* **What the task asks**
Look through the records below, and copy out every line that holds the string "more".

-------- Provided records --------

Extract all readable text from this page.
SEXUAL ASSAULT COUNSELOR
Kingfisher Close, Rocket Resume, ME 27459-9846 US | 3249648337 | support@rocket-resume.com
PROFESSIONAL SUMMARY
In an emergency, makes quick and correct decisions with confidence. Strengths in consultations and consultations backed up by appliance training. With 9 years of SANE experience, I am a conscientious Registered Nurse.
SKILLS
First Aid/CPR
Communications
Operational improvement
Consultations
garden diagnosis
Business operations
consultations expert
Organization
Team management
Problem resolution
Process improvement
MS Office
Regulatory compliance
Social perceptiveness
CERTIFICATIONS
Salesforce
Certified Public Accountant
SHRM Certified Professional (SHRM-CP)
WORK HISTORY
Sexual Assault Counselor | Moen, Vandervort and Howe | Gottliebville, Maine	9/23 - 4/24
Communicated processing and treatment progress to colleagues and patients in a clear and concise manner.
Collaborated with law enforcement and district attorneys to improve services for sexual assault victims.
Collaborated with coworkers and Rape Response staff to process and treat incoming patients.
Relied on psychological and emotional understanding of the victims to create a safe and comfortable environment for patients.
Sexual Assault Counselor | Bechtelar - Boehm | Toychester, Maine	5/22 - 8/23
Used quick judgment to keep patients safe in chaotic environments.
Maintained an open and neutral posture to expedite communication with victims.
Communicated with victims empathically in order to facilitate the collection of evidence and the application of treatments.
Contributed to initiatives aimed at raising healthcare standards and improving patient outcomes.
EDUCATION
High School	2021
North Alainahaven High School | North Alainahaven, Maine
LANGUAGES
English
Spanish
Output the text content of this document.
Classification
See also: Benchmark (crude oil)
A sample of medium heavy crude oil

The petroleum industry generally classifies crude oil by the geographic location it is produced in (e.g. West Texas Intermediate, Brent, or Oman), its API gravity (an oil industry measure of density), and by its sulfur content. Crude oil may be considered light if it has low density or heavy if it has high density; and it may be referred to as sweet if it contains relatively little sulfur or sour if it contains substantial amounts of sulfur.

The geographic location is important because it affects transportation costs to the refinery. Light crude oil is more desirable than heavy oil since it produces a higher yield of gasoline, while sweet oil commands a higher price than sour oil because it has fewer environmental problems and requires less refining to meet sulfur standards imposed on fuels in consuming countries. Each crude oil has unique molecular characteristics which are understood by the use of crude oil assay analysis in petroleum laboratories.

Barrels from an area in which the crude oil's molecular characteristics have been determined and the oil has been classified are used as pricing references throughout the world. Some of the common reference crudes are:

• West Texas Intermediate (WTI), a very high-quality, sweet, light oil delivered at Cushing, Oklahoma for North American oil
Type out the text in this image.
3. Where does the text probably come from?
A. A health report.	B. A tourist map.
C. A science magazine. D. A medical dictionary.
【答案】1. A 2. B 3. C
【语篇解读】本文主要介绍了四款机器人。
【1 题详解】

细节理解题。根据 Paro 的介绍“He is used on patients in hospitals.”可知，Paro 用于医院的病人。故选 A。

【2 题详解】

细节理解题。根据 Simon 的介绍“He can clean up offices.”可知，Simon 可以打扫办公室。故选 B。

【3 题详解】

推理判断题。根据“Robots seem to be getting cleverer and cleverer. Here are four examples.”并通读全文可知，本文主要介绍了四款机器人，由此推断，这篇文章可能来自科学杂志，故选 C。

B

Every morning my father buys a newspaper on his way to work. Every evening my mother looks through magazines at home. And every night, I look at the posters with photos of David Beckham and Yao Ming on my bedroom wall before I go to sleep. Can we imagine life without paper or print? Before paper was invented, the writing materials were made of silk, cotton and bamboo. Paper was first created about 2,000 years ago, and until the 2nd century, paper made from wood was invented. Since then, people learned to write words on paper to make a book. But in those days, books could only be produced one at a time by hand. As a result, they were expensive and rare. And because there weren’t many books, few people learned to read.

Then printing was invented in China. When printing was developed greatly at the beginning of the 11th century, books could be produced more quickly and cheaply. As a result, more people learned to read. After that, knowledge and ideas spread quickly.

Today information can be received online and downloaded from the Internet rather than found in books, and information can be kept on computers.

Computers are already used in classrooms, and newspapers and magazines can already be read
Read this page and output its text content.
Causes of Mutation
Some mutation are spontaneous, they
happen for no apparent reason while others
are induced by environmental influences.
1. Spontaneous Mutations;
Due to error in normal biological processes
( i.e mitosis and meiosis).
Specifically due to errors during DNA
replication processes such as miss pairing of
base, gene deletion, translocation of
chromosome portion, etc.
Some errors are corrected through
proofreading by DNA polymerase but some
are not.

--------

* **Response to this exercise**
The geographic location is important because it affects transportation costs to the refinery. Light crude oil is more desirable than heavy oil since it produces a higher yield of gasoline, while sweet oil commands a higher price than sour oil because it has fewer environmental problems and requires less refining to meet sulfur standards imposed on fuels in consuming countries. Each crude oil has unique molecular characteristics which are understood by the use of crude oil assay analysis in petroleum laboratories.
Then printing was invented in China. When printing was developed greatly at the beginning of the 11th century, books could be produced more quickly and cheaply. As a result, more people learned to read. After that, knowledge and ideas spread quickly.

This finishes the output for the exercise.